[Item position entries]
+++

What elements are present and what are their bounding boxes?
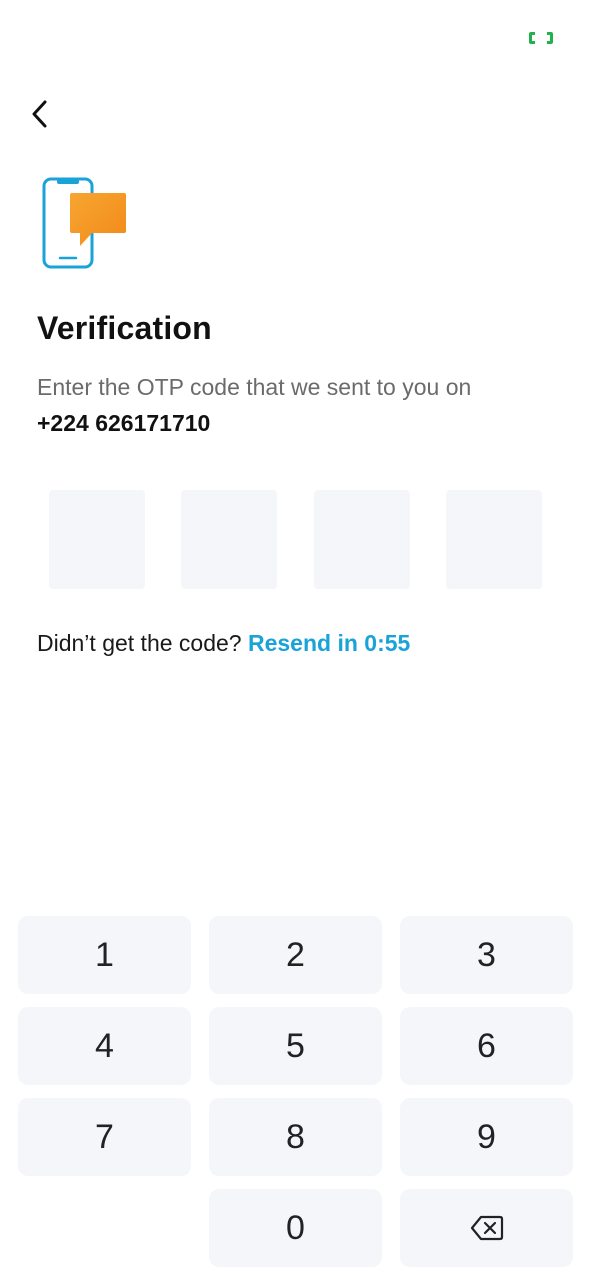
key-5[interactable]: 5 [209,1007,382,1085]
otp-digit-4[interactable] [446,490,542,589]
key-1[interactable]: 1 [18,916,191,994]
back-button[interactable] [20,94,60,134]
key-4[interactable]: 4 [18,1007,191,1085]
phone-message-icon [40,176,130,272]
otp-input-group [49,490,542,589]
otp-digit-2[interactable] [181,490,277,589]
phone-number: +224 626171710 [37,410,211,436]
otp-instruction: Enter the OTP code that we sent to you o… [37,374,472,400]
screen-record-icon [527,30,555,46]
key-9[interactable]: 9 [400,1098,573,1176]
resend-row: Didn’t get the code? Resend in 0:55 [37,630,410,657]
key-8[interactable]: 8 [209,1098,382,1176]
page-title: Verification [37,310,212,346]
key-7[interactable]: 7 [18,1098,191,1176]
resend-prompt: Didn’t get the code? [37,630,242,656]
resend-link[interactable]: Resend in 0:55 [248,630,410,656]
key-0[interactable]: 0 [209,1189,382,1267]
chevron-left-icon [32,100,47,128]
otp-digit-3[interactable] [314,490,410,589]
otp-digit-1[interactable] [49,490,145,589]
key-2[interactable]: 2 [209,916,382,994]
backspace-icon [470,1215,503,1241]
backspace-button[interactable] [400,1189,573,1267]
key-3[interactable]: 3 [400,916,573,994]
key-6[interactable]: 6 [400,1007,573,1085]
numeric-keypad: 1 2 3 4 5 6 7 8 9 0 [18,916,573,1268]
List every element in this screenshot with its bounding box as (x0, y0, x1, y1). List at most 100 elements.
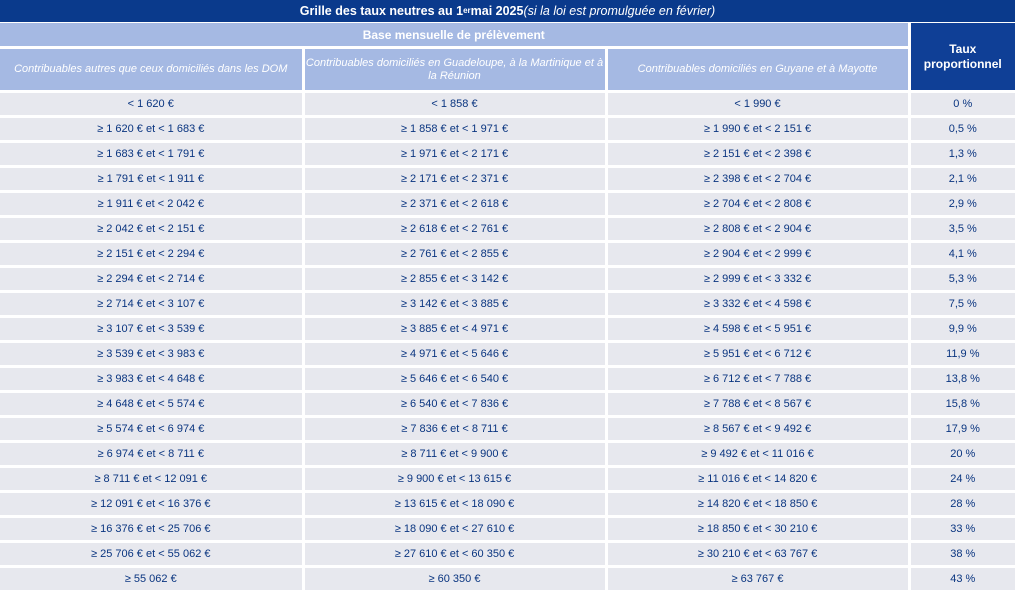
cell-metropole: ≥ 5 574 € et < 6 974 € (0, 417, 303, 442)
cell-guyane-mayotte: ≥ 7 788 € et < 8 567 € (606, 392, 909, 417)
cell-metropole: ≥ 3 983 € et < 4 648 € (0, 367, 303, 392)
cell-antilles-reunion: ≥ 2 371 € et < 2 618 € (303, 192, 606, 217)
cell-guyane-mayotte: ≥ 2 151 € et < 2 398 € (606, 142, 909, 167)
cell-rate: 2,9 % (909, 192, 1015, 217)
cell-rate: 2,1 % (909, 167, 1015, 192)
table-row: < 1 620 €< 1 858 €< 1 990 €0 % (0, 92, 1015, 117)
table-row: ≥ 55 062 €≥ 60 350 €≥ 63 767 €43 % (0, 567, 1015, 590)
cell-guyane-mayotte: ≥ 2 704 € et < 2 808 € (606, 192, 909, 217)
cell-rate: 13,8 % (909, 367, 1015, 392)
table-row: ≥ 3 107 € et < 3 539 €≥ 3 885 € et < 4 9… (0, 317, 1015, 342)
cell-guyane-mayotte: ≥ 2 398 € et < 2 704 € (606, 167, 909, 192)
cell-rate: 33 % (909, 517, 1015, 542)
cell-antilles-reunion: ≥ 2 855 € et < 3 142 € (303, 267, 606, 292)
column-header-metropole: Contribuables autres que ceux domiciliés… (0, 48, 303, 92)
table-row: ≥ 12 091 € et < 16 376 €≥ 13 615 € et < … (0, 492, 1015, 517)
table-row: ≥ 25 706 € et < 55 062 €≥ 27 610 € et < … (0, 542, 1015, 567)
cell-metropole: < 1 620 € (0, 92, 303, 117)
cell-antilles-reunion: ≥ 13 615 € et < 18 090 € (303, 492, 606, 517)
cell-antilles-reunion: ≥ 4 971 € et < 5 646 € (303, 342, 606, 367)
cell-guyane-mayotte: ≥ 8 567 € et < 9 492 € (606, 417, 909, 442)
table-row: ≥ 16 376 € et < 25 706 €≥ 18 090 € et < … (0, 517, 1015, 542)
table-row: ≥ 5 574 € et < 6 974 €≥ 7 836 € et < 8 7… (0, 417, 1015, 442)
cell-rate: 20 % (909, 442, 1015, 467)
title-note: (si la loi est promulguée en février) (523, 4, 715, 18)
cell-metropole: ≥ 16 376 € et < 25 706 € (0, 517, 303, 542)
column-header-guadeloupe-martinique-reunion: Contribuables domiciliés en Guadeloupe, … (303, 48, 606, 92)
cell-rate: 17,9 % (909, 417, 1015, 442)
title-main-end: mai 2025 (471, 4, 524, 18)
table-row: ≥ 1 683 € et < 1 791 €≥ 1 971 € et < 2 1… (0, 142, 1015, 167)
cell-guyane-mayotte: ≥ 11 016 € et < 14 820 € (606, 467, 909, 492)
cell-guyane-mayotte: ≥ 14 820 € et < 18 850 € (606, 492, 909, 517)
cell-rate: 3,5 % (909, 217, 1015, 242)
cell-metropole: ≥ 25 706 € et < 55 062 € (0, 542, 303, 567)
cell-metropole: ≥ 3 107 € et < 3 539 € (0, 317, 303, 342)
cell-metropole: ≥ 55 062 € (0, 567, 303, 590)
cell-rate: 9,9 % (909, 317, 1015, 342)
table-row: ≥ 2 151 € et < 2 294 €≥ 2 761 € et < 2 8… (0, 242, 1015, 267)
cell-metropole: ≥ 2 294 € et < 2 714 € (0, 267, 303, 292)
tax-rate-table: Base mensuelle de prélèvement Taux propo… (0, 23, 1015, 590)
cell-guyane-mayotte: ≥ 30 210 € et < 63 767 € (606, 542, 909, 567)
cell-metropole: ≥ 2 714 € et < 3 107 € (0, 292, 303, 317)
table-row: ≥ 1 620 € et < 1 683 €≥ 1 858 € et < 1 9… (0, 117, 1015, 142)
cell-rate: 24 % (909, 467, 1015, 492)
cell-antilles-reunion: ≥ 5 646 € et < 6 540 € (303, 367, 606, 392)
cell-guyane-mayotte: < 1 990 € (606, 92, 909, 117)
cell-antilles-reunion: ≥ 6 540 € et < 7 836 € (303, 392, 606, 417)
cell-metropole: ≥ 2 042 € et < 2 151 € (0, 217, 303, 242)
table-row: ≥ 4 648 € et < 5 574 €≥ 6 540 € et < 7 8… (0, 392, 1015, 417)
cell-metropole: ≥ 1 911 € et < 2 042 € (0, 192, 303, 217)
cell-metropole: ≥ 2 151 € et < 2 294 € (0, 242, 303, 267)
header-row-band: Base mensuelle de prélèvement Taux propo… (0, 23, 1015, 48)
cell-antilles-reunion: ≥ 9 900 € et < 13 615 € (303, 467, 606, 492)
cell-antilles-reunion: ≥ 3 885 € et < 4 971 € (303, 317, 606, 342)
band-header: Base mensuelle de prélèvement (0, 23, 909, 48)
rate-header: Taux proportionnel (909, 23, 1015, 92)
cell-antilles-reunion: ≥ 7 836 € et < 8 711 € (303, 417, 606, 442)
cell-antilles-reunion: ≥ 60 350 € (303, 567, 606, 590)
cell-antilles-reunion: ≥ 2 618 € et < 2 761 € (303, 217, 606, 242)
cell-rate: 4,1 % (909, 242, 1015, 267)
table-row: ≥ 3 539 € et < 3 983 €≥ 4 971 € et < 5 6… (0, 342, 1015, 367)
cell-guyane-mayotte: ≥ 18 850 € et < 30 210 € (606, 517, 909, 542)
table-row: ≥ 3 983 € et < 4 648 €≥ 5 646 € et < 6 5… (0, 367, 1015, 392)
cell-metropole: ≥ 1 791 € et < 1 911 € (0, 167, 303, 192)
page: Grille des taux neutres au 1er mai 2025 … (0, 0, 1015, 589)
cell-metropole: ≥ 1 620 € et < 1 683 € (0, 117, 303, 142)
cell-rate: 0,5 % (909, 117, 1015, 142)
column-header-guyane-mayotte: Contribuables domiciliés en Guyane et à … (606, 48, 909, 92)
cell-antilles-reunion: ≥ 2 171 € et < 2 371 € (303, 167, 606, 192)
cell-rate: 38 % (909, 542, 1015, 567)
cell-antilles-reunion: < 1 858 € (303, 92, 606, 117)
title-superscript: er (463, 6, 471, 15)
cell-rate: 1,3 % (909, 142, 1015, 167)
cell-guyane-mayotte: ≥ 9 492 € et < 11 016 € (606, 442, 909, 467)
table-title: Grille des taux neutres au 1er mai 2025 … (0, 0, 1015, 22)
cell-antilles-reunion: ≥ 27 610 € et < 60 350 € (303, 542, 606, 567)
cell-metropole: ≥ 3 539 € et < 3 983 € (0, 342, 303, 367)
cell-rate: 43 % (909, 567, 1015, 590)
table-row: ≥ 1 911 € et < 2 042 €≥ 2 371 € et < 2 6… (0, 192, 1015, 217)
table-body: < 1 620 €< 1 858 €< 1 990 €0 %≥ 1 620 € … (0, 92, 1015, 590)
cell-guyane-mayotte: ≥ 4 598 € et < 5 951 € (606, 317, 909, 342)
cell-metropole: ≥ 6 974 € et < 8 711 € (0, 442, 303, 467)
cell-rate: 7,5 % (909, 292, 1015, 317)
table-row: ≥ 2 294 € et < 2 714 €≥ 2 855 € et < 3 1… (0, 267, 1015, 292)
cell-antilles-reunion: ≥ 8 711 € et < 9 900 € (303, 442, 606, 467)
cell-rate: 28 % (909, 492, 1015, 517)
cell-guyane-mayotte: ≥ 1 990 € et < 2 151 € (606, 117, 909, 142)
cell-guyane-mayotte: ≥ 2 999 € et < 3 332 € (606, 267, 909, 292)
cell-antilles-reunion: ≥ 1 858 € et < 1 971 € (303, 117, 606, 142)
cell-rate: 15,8 % (909, 392, 1015, 417)
cell-guyane-mayotte: ≥ 3 332 € et < 4 598 € (606, 292, 909, 317)
table-row: ≥ 1 791 € et < 1 911 €≥ 2 171 € et < 2 3… (0, 167, 1015, 192)
header-row-columns: Contribuables autres que ceux domiciliés… (0, 48, 1015, 92)
cell-guyane-mayotte: ≥ 6 712 € et < 7 788 € (606, 367, 909, 392)
cell-metropole: ≥ 8 711 € et < 12 091 € (0, 467, 303, 492)
table-row: ≥ 8 711 € et < 12 091 €≥ 9 900 € et < 13… (0, 467, 1015, 492)
cell-antilles-reunion: ≥ 2 761 € et < 2 855 € (303, 242, 606, 267)
cell-rate: 5,3 % (909, 267, 1015, 292)
cell-guyane-mayotte: ≥ 5 951 € et < 6 712 € (606, 342, 909, 367)
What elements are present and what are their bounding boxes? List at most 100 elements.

+++

- Your instructions:
Rewrite the material from the line containing "cell-metropole: ≥ 5 574" down to the line containing "cell-metropole: ≥ 25", both included, replacing "cell-rate" with "tax-rate" and leaving everything else unchanged.

- Response to the task:
cell-metropole: ≥ 5 574 € et < 6 974 € (0, 417, 303, 442)
cell-guyane-mayotte: ≥ 7 788 € et < 8 567 € (606, 392, 909, 417)
cell-metropole: ≥ 3 983 € et < 4 648 € (0, 367, 303, 392)
cell-antilles-reunion: ≥ 2 371 € et < 2 618 € (303, 192, 606, 217)
cell-guyane-mayotte: ≥ 2 151 € et < 2 398 € (606, 142, 909, 167)
tax-rate: 2,9 % (909, 192, 1015, 217)
tax-rate: 2,1 % (909, 167, 1015, 192)
table-row: < 1 620 €< 1 858 €< 1 990 €0 % (0, 92, 1015, 117)
table-row: ≥ 55 062 €≥ 60 350 €≥ 63 767 €43 % (0, 567, 1015, 590)
cell-guyane-mayotte: ≥ 2 704 € et < 2 808 € (606, 192, 909, 217)
tax-rate: 13,8 % (909, 367, 1015, 392)
table-row: ≥ 3 107 € et < 3 539 €≥ 3 885 € et < 4 9… (0, 317, 1015, 342)
cell-guyane-mayotte: ≥ 2 398 € et < 2 704 € (606, 167, 909, 192)
tax-rate: 33 % (909, 517, 1015, 542)
cell-antilles-reunion: ≥ 2 855 € et < 3 142 € (303, 267, 606, 292)
column-header-metropole: Contribuables autres que ceux domiciliés… (0, 48, 303, 92)
table-row: ≥ 12 091 € et < 16 376 €≥ 13 615 € et < … (0, 492, 1015, 517)
table-row: ≥ 25 706 € et < 55 062 €≥ 27 610 € et < … (0, 542, 1015, 567)
cell-metropole: < 1 620 € (0, 92, 303, 117)
cell-antilles-reunion: ≥ 13 615 € et < 18 090 € (303, 492, 606, 517)
cell-antilles-reunion: ≥ 4 971 € et < 5 646 € (303, 342, 606, 367)
cell-guyane-mayotte: ≥ 8 567 € et < 9 492 € (606, 417, 909, 442)
table-row: ≥ 16 376 € et < 25 706 €≥ 18 090 € et < … (0, 517, 1015, 542)
table-row: ≥ 5 574 € et < 6 974 €≥ 7 836 € et < 8 7… (0, 417, 1015, 442)
tax-rate: 20 % (909, 442, 1015, 467)
title-note: (si la loi est promulguée en février) (523, 4, 715, 18)
cell-metropole: ≥ 16 376 € et < 25 706 € (0, 517, 303, 542)
column-header-guadeloupe-martinique-reunion: Contribuables domiciliés en Guadeloupe, … (303, 48, 606, 92)
tax-rate: 17,9 % (909, 417, 1015, 442)
title-main-end: mai 2025 (471, 4, 524, 18)
table-row: ≥ 1 683 € et < 1 791 €≥ 1 971 € et < 2 1… (0, 142, 1015, 167)
cell-guyane-mayotte: ≥ 11 016 € et < 14 820 € (606, 467, 909, 492)
cell-guyane-mayotte: ≥ 14 820 € et < 18 850 € (606, 492, 909, 517)
tax-rate: 3,5 % (909, 217, 1015, 242)
cell-metropole: ≥ 25 706 € et < 55 062 € (0, 542, 303, 567)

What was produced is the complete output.